Copy each line of the data below exactly, leaving out pictures.

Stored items
— START —

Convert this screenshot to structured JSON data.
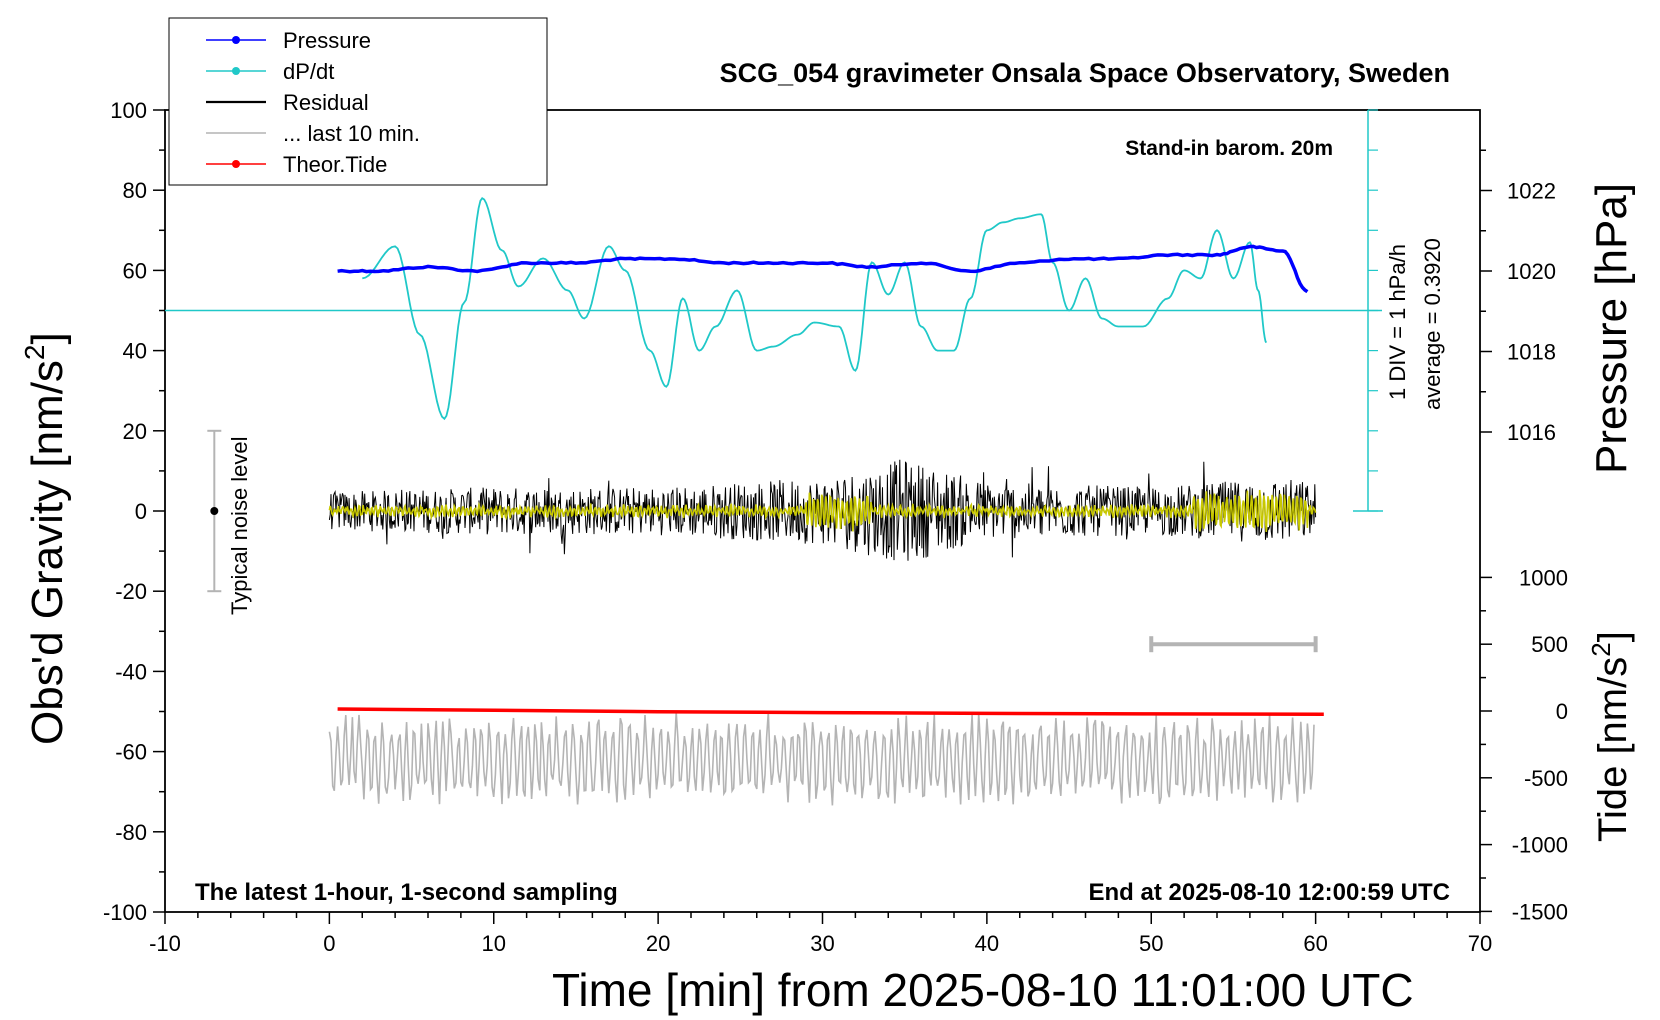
{
  "chart_data": {
    "type": "line",
    "title": "SCG_054 gravimeter Onsala Space Observatory, Sweden",
    "annotation_top_right": "Stand-in barom. 20m",
    "annotation_bottom_left": "The latest 1-hour, 1-second sampling",
    "annotation_bottom_right": "End at 2025-08-10 12:00:59 UTC",
    "xlabel": "Time [min] from 2025-08-10 11:01:00 UTC",
    "xlim": [
      -10,
      70
    ],
    "x_ticks": [
      "-10",
      "0",
      "10",
      "20",
      "30",
      "40",
      "50",
      "60",
      "70"
    ],
    "y_left": {
      "label_main": "Obs'd Gravity [nm/s",
      "label_sup": "2",
      "label_end": "]",
      "ylim": [
        -100,
        100
      ],
      "ticks": [
        "-100",
        "-80",
        "-60",
        "-40",
        "-20",
        "0",
        "20",
        "40",
        "60",
        "80",
        "100"
      ]
    },
    "y_right_pressure": {
      "label": "Pressure [hPa]",
      "ticks": [
        "1016",
        "1018",
        "1020",
        "1022"
      ],
      "tick_values": [
        1016,
        1018,
        1020,
        1022
      ],
      "range_hpa": [
        1010,
        1025
      ]
    },
    "y_right_tide": {
      "label_main": "Tide [nm/s",
      "label_sup": "2",
      "label_end": "]",
      "ticks": [
        "-1500",
        "-1000",
        "-500",
        "0",
        "500",
        "1000"
      ],
      "tick_values": [
        -1500,
        -1000,
        -500,
        0,
        500,
        1000
      ]
    },
    "dpdt_scale_label": "1 DIV = 1 hPa/h",
    "dpdt_average_label": "average = 0.3920",
    "noise_level_label": "Typical noise level",
    "noise_bar": {
      "x": -7,
      "y_low": -20,
      "y_high": 20,
      "center": 0
    },
    "last10_bar": {
      "x_start": 50,
      "x_end": 60,
      "tide": 500
    },
    "legend": [
      {
        "name": "Pressure",
        "color": "#0000ff",
        "marker": true
      },
      {
        "name": "dP/dt",
        "color": "#20c8c8",
        "marker": true
      },
      {
        "name": "Residual",
        "color": "#000000",
        "marker": false
      },
      {
        "name": "... last 10 min.",
        "color": "#b4b4b4",
        "marker": false
      },
      {
        "name": "Theor.Tide",
        "color": "#ff0000",
        "marker": true
      }
    ],
    "colors": {
      "pressure": "#0000ff",
      "dpdt": "#20c8c8",
      "residual": "#000000",
      "smoothed_residual": "#c8c800",
      "last10": "#b4b4b4",
      "tide": "#ff0000"
    },
    "series": [
      {
        "name": "Pressure",
        "axis": "pressure",
        "x": [
          0.5,
          3,
          6,
          9,
          12,
          15,
          18,
          21,
          24,
          27,
          30,
          33,
          36,
          39,
          42,
          45,
          48,
          51,
          54,
          56,
          58,
          59.5
        ],
        "y": [
          1020.0,
          1020.0,
          1020.1,
          1020.0,
          1020.2,
          1020.2,
          1020.3,
          1020.3,
          1020.2,
          1020.2,
          1020.2,
          1020.1,
          1020.2,
          1020.0,
          1020.2,
          1020.3,
          1020.3,
          1020.4,
          1020.4,
          1020.6,
          1020.5,
          1019.5
        ]
      },
      {
        "name": "dP/dt",
        "axis": "left",
        "baseline": 50,
        "x": [
          2,
          4,
          5.5,
          7,
          8.2,
          9.3,
          10.5,
          11.5,
          13,
          14.5,
          15.5,
          17,
          18,
          19.5,
          20.5,
          21.5,
          22.5,
          23.5,
          24.8,
          26,
          27,
          28.5,
          29.5,
          31,
          32,
          33,
          34,
          35,
          36,
          37,
          38,
          39,
          40,
          41,
          42,
          43.3,
          44,
          45,
          46,
          47,
          48,
          49.5,
          51,
          52,
          53,
          54,
          55,
          56,
          56.5,
          57
        ],
        "y": [
          58,
          66,
          44,
          23,
          52,
          78,
          65,
          56,
          63,
          55,
          48,
          66,
          60,
          40,
          31,
          53,
          40,
          46,
          55,
          40,
          41,
          44,
          47,
          46,
          35,
          62,
          54,
          62,
          46,
          40,
          40,
          53,
          70,
          72,
          73,
          74,
          62,
          50,
          58,
          48,
          46,
          46,
          53,
          60,
          58,
          70,
          58,
          67,
          55,
          42
        ]
      },
      {
        "name": "Residual",
        "axis": "left",
        "note": "1-second residual trace around 0 nm/s2, amplitude mostly within +/-10, peaks near +24 and -24 around minute 35",
        "x_range": [
          0,
          60
        ],
        "envelope": [
          [
            0,
            8
          ],
          [
            10,
            10
          ],
          [
            20,
            10
          ],
          [
            30,
            14
          ],
          [
            35,
            22
          ],
          [
            40,
            12
          ],
          [
            50,
            10
          ],
          [
            58,
            14
          ],
          [
            60,
            12
          ]
        ]
      },
      {
        "name": "... last 10 min.",
        "axis": "left",
        "note": "last 10 minutes of residual, magnified and offset, centered near -62",
        "center": -62,
        "x_range": [
          0,
          60
        ]
      },
      {
        "name": "Theor.Tide",
        "axis": "tide",
        "x": [
          0.5,
          10,
          20,
          30,
          40,
          50,
          60.5
        ],
        "y": [
          15,
          5,
          -5,
          -12,
          -18,
          -22,
          -25
        ]
      }
    ]
  }
}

— END —

* [ANSWER TO THIS TASK]:
Convert this screenshot to structured JSON data.
{
  "chart_data": {
    "type": "line",
    "title": "SCG_054 gravimeter Onsala Space Observatory, Sweden",
    "annotation_top_right": "Stand-in barom. 20m",
    "annotation_bottom_left": "The latest 1-hour, 1-second sampling",
    "annotation_bottom_right": "End at 2025-08-10 12:00:59 UTC",
    "xlabel": "Time [min] from 2025-08-10 11:01:00 UTC",
    "xlim": [
      -10,
      70
    ],
    "x_ticks": [
      "-10",
      "0",
      "10",
      "20",
      "30",
      "40",
      "50",
      "60",
      "70"
    ],
    "y_left": {
      "label_main": "Obs'd Gravity [nm/s",
      "label_sup": "2",
      "label_end": "]",
      "ylim": [
        -100,
        100
      ],
      "ticks": [
        "-100",
        "-80",
        "-60",
        "-40",
        "-20",
        "0",
        "20",
        "40",
        "60",
        "80",
        "100"
      ]
    },
    "y_right_pressure": {
      "label": "Pressure [hPa]",
      "ticks": [
        "1016",
        "1018",
        "1020",
        "1022"
      ],
      "tick_values": [
        1016,
        1018,
        1020,
        1022
      ],
      "range_hpa": [
        1010,
        1025
      ]
    },
    "y_right_tide": {
      "label_main": "Tide [nm/s",
      "label_sup": "2",
      "label_end": "]",
      "ticks": [
        "-1500",
        "-1000",
        "-500",
        "0",
        "500",
        "1000"
      ],
      "tick_values": [
        -1500,
        -1000,
        -500,
        0,
        500,
        1000
      ]
    },
    "dpdt_scale_label": "1 DIV = 1 hPa/h",
    "dpdt_average_label": "average = 0.3920",
    "noise_level_label": "Typical noise level",
    "noise_bar": {
      "x": -7,
      "y_low": -20,
      "y_high": 20,
      "center": 0
    },
    "last10_bar": {
      "x_start": 50,
      "x_end": 60,
      "tide": 500
    },
    "legend": [
      {
        "name": "Pressure",
        "color": "#0000ff",
        "marker": true
      },
      {
        "name": "dP/dt",
        "color": "#20c8c8",
        "marker": true
      },
      {
        "name": "Residual",
        "color": "#000000",
        "marker": false
      },
      {
        "name": "... last 10 min.",
        "color": "#b4b4b4",
        "marker": false
      },
      {
        "name": "Theor.Tide",
        "color": "#ff0000",
        "marker": true
      }
    ],
    "colors": {
      "pressure": "#0000ff",
      "dpdt": "#20c8c8",
      "residual": "#000000",
      "smoothed_residual": "#c8c800",
      "last10": "#b4b4b4",
      "tide": "#ff0000"
    },
    "series": [
      {
        "name": "Pressure",
        "axis": "pressure",
        "x": [
          0.5,
          3,
          6,
          9,
          12,
          15,
          18,
          21,
          24,
          27,
          30,
          33,
          36,
          39,
          42,
          45,
          48,
          51,
          54,
          56,
          58,
          59.5
        ],
        "y": [
          1020.0,
          1020.0,
          1020.1,
          1020.0,
          1020.2,
          1020.2,
          1020.3,
          1020.3,
          1020.2,
          1020.2,
          1020.2,
          1020.1,
          1020.2,
          1020.0,
          1020.2,
          1020.3,
          1020.3,
          1020.4,
          1020.4,
          1020.6,
          1020.5,
          1019.5
        ]
      },
      {
        "name": "dP/dt",
        "axis": "left",
        "baseline": 50,
        "x": [
          2,
          4,
          5.5,
          7,
          8.2,
          9.3,
          10.5,
          11.5,
          13,
          14.5,
          15.5,
          17,
          18,
          19.5,
          20.5,
          21.5,
          22.5,
          23.5,
          24.8,
          26,
          27,
          28.5,
          29.5,
          31,
          32,
          33,
          34,
          35,
          36,
          37,
          38,
          39,
          40,
          41,
          42,
          43.3,
          44,
          45,
          46,
          47,
          48,
          49.5,
          51,
          52,
          53,
          54,
          55,
          56,
          56.5,
          57
        ],
        "y": [
          58,
          66,
          44,
          23,
          52,
          78,
          65,
          56,
          63,
          55,
          48,
          66,
          60,
          40,
          31,
          53,
          40,
          46,
          55,
          40,
          41,
          44,
          47,
          46,
          35,
          62,
          54,
          62,
          46,
          40,
          40,
          53,
          70,
          72,
          73,
          74,
          62,
          50,
          58,
          48,
          46,
          46,
          53,
          60,
          58,
          70,
          58,
          67,
          55,
          42
        ]
      },
      {
        "name": "Residual",
        "axis": "left",
        "note": "1-second residual trace around 0 nm/s2, amplitude mostly within +/-10, peaks near +24 and -24 around minute 35",
        "x_range": [
          0,
          60
        ],
        "envelope": [
          [
            0,
            8
          ],
          [
            10,
            10
          ],
          [
            20,
            10
          ],
          [
            30,
            14
          ],
          [
            35,
            22
          ],
          [
            40,
            12
          ],
          [
            50,
            10
          ],
          [
            58,
            14
          ],
          [
            60,
            12
          ]
        ]
      },
      {
        "name": "... last 10 min.",
        "axis": "left",
        "note": "last 10 minutes of residual, magnified and offset, centered near -62",
        "center": -62,
        "x_range": [
          0,
          60
        ]
      },
      {
        "name": "Theor.Tide",
        "axis": "tide",
        "x": [
          0.5,
          10,
          20,
          30,
          40,
          50,
          60.5
        ],
        "y": [
          15,
          5,
          -5,
          -12,
          -18,
          -22,
          -25
        ]
      }
    ]
  }
}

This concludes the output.